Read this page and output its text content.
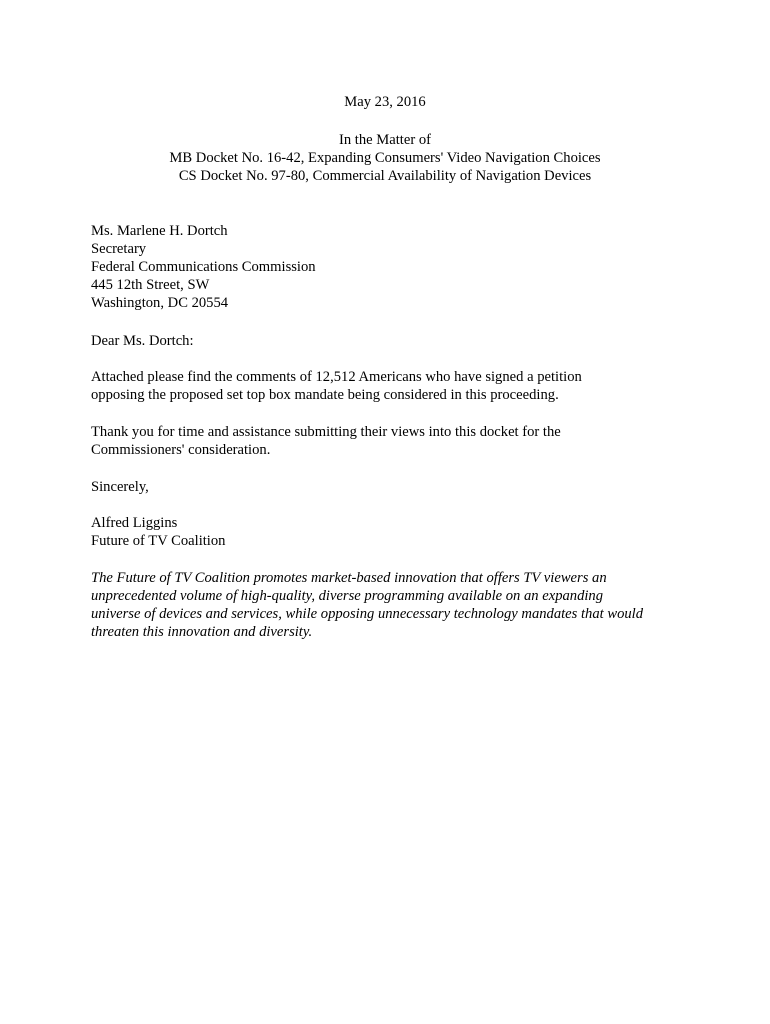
May 23, 2016
In the Matter of
MB Docket No. 16-42, Expanding Consumers' Video Navigation Choices
CS Docket No. 97-80, Commercial Availability of Navigation Devices
Ms. Marlene H. Dortch
Secretary
Federal Communications Commission
445 12th Street, SW
Washington, DC 20554
Dear Ms. Dortch:
Attached please find the comments of 12,512 Americans who have signed a petition
opposing the proposed set top box mandate being considered in this proceeding.
Thank you for time and assistance submitting their views into this docket for the
Commissioners' consideration.
Sincerely,
Alfred Liggins
Future of TV Coalition
The Future of TV Coalition promotes market-based innovation that offers TV viewers an
unprecedented volume of high-quality, diverse programming available on an expanding
universe of devices and services, while opposing unnecessary technology mandates that would
threaten this innovation and diversity.
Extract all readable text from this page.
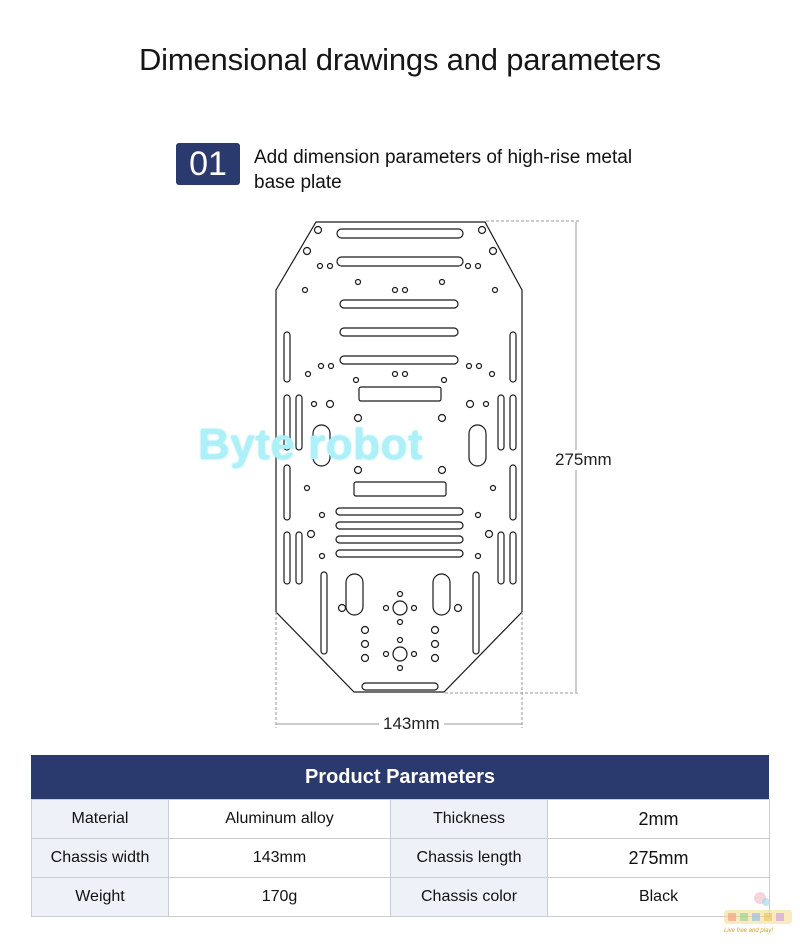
Dimensional drawings and parameters
01	Add dimension parameters of high-rise metal base plate
275mm
143mm
Byte robot
Product Parameters
Material	Aluminum alloy	Thickness	2mm
Chassis width	143mm	Chassis length	275mm
Weight	170g	Chassis color	Black
Live free and play!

+ + +

Exercise details ▸
Reproduce every line exactly and omit all pictures.

Response to this exercise ▸
Read this page and output its text content.
May 23, 2016
In the Matter of
MB Docket No. 16-42, Expanding Consumers' Video Navigation Choices
CS Docket No. 97-80, Commercial Availability of Navigation Devices
Ms. Marlene H. Dortch
Secretary
Federal Communications Commission
445 12th Street, SW
Washington, DC 20554
Dear Ms. Dortch:
Attached please find the comments of 12,512 Americans who have signed a petition
opposing the proposed set top box mandate being considered in this proceeding.
Thank you for time and assistance submitting their views into this docket for the
Commissioners' consideration.
Sincerely,
Alfred Liggins
Future of TV Coalition
The Future of TV Coalition promotes market-based innovation that offers TV viewers an
unprecedented volume of high-quality, diverse programming available on an expanding
universe of devices and services, while opposing unnecessary technology mandates that would
threaten this innovation and diversity.
Extract all readable text from this page.
Dimensional drawings and parameters
01	Add dimension parameters of high-rise metal base plate
275mm
143mm
Byte robot
Product Parameters
Material	Aluminum alloy	Thickness	2mm
Chassis width	143mm	Chassis length	275mm
Weight	170g	Chassis color	Black
Live free and play!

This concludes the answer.